Rewrite every one of the records below, changing "Split Tunnel" to "Split Tunneling" wherever it occurs and leaving everything else as it is.

# START OF PROVIDED MATERIAL

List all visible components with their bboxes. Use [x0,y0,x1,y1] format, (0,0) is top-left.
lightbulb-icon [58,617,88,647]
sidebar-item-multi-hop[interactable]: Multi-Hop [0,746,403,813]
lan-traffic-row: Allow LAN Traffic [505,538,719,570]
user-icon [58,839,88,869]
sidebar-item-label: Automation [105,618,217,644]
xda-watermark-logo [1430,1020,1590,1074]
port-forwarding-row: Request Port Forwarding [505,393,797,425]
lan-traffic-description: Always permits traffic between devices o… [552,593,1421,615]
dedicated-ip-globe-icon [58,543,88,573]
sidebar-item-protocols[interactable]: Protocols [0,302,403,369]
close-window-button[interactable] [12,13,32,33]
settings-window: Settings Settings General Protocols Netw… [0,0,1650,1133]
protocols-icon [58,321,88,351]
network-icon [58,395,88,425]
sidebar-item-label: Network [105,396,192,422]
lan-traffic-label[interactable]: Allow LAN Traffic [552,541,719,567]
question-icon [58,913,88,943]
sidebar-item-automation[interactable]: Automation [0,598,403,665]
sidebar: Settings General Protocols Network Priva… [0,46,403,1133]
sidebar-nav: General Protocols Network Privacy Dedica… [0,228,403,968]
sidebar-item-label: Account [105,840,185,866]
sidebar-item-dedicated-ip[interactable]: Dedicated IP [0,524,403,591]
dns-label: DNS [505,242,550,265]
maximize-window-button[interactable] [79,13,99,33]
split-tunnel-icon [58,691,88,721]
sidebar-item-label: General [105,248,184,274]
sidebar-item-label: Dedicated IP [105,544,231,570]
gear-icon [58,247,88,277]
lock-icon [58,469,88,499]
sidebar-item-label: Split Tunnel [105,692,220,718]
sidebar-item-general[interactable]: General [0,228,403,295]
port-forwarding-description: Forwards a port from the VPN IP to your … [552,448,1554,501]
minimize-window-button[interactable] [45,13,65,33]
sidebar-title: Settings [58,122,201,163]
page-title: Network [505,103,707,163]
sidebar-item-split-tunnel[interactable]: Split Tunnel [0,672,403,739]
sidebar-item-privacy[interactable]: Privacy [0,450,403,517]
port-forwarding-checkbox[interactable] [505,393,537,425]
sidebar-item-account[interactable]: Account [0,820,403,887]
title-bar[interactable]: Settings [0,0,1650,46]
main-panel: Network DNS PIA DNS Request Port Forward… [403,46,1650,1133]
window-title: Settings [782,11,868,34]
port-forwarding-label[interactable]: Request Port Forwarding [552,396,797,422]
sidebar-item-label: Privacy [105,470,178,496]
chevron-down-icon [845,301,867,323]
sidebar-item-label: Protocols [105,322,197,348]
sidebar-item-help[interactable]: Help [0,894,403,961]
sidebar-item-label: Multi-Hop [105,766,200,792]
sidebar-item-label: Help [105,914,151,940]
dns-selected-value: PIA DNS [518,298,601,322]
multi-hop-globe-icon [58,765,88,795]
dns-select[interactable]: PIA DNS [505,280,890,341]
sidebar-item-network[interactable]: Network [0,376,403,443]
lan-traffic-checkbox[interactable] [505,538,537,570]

# END OF PROVIDED MATERIAL

### ANSWER TO THIS EXERCISE
List all visible components with their bboxes. Use [x0,y0,x1,y1] format, (0,0) is top-left.
lightbulb-icon [58,617,88,647]
sidebar-item-multi-hop[interactable]: Multi-Hop [0,746,403,813]
lan-traffic-row: Allow LAN Traffic [505,538,719,570]
user-icon [58,839,88,869]
sidebar-item-label: Automation [105,618,217,644]
xda-watermark-logo [1430,1020,1590,1074]
port-forwarding-row: Request Port Forwarding [505,393,797,425]
lan-traffic-description: Always permits traffic between devices o… [552,593,1421,615]
dedicated-ip-globe-icon [58,543,88,573]
sidebar-item-protocols[interactable]: Protocols [0,302,403,369]
close-window-button[interactable] [12,13,32,33]
settings-window: Settings Settings General Protocols Netw… [0,0,1650,1133]
protocols-icon [58,321,88,351]
network-icon [58,395,88,425]
sidebar-item-label: Network [105,396,192,422]
lan-traffic-label[interactable]: Allow LAN Traffic [552,541,719,567]
question-icon [58,913,88,943]
sidebar-item-automation[interactable]: Automation [0,598,403,665]
sidebar: Settings General Protocols Network Priva… [0,46,403,1133]
sidebar-nav: General Protocols Network Privacy Dedica… [0,228,403,968]
sidebar-item-label: Account [105,840,185,866]
sidebar-item-dedicated-ip[interactable]: Dedicated IP [0,524,403,591]
dns-label: DNS [505,242,550,265]
maximize-window-button[interactable] [79,13,99,33]
split-tunnel-icon [58,691,88,721]
sidebar-item-label: General [105,248,184,274]
sidebar-item-label: Dedicated IP [105,544,231,570]
gear-icon [58,247,88,277]
lock-icon [58,469,88,499]
sidebar-item-label: Split Tunneling [105,692,220,718]
sidebar-item-general[interactable]: General [0,228,403,295]
port-forwarding-description: Forwards a port from the VPN IP to your … [552,448,1554,501]
minimize-window-button[interactable] [45,13,65,33]
sidebar-title: Settings [58,122,201,163]
page-title: Network [505,103,707,163]
sidebar-item-split-tunnel[interactable]: Split Tunneling [0,672,403,739]
sidebar-item-privacy[interactable]: Privacy [0,450,403,517]
port-forwarding-checkbox[interactable] [505,393,537,425]
sidebar-item-account[interactable]: Account [0,820,403,887]
title-bar[interactable]: Settings [0,0,1650,46]
main-panel: Network DNS PIA DNS Request Port Forward… [403,46,1650,1133]
window-title: Settings [782,11,868,34]
port-forwarding-label[interactable]: Request Port Forwarding [552,396,797,422]
sidebar-item-label: Privacy [105,470,178,496]
chevron-down-icon [845,301,867,323]
sidebar-item-label: Protocols [105,322,197,348]
sidebar-item-help[interactable]: Help [0,894,403,961]
sidebar-item-label: Multi-Hop [105,766,200,792]
sidebar-item-label: Help [105,914,151,940]
dns-selected-value: PIA DNS [518,298,601,322]
multi-hop-globe-icon [58,765,88,795]
dns-select[interactable]: PIA DNS [505,280,890,341]
sidebar-item-network[interactable]: Network [0,376,403,443]
lan-traffic-checkbox[interactable] [505,538,537,570]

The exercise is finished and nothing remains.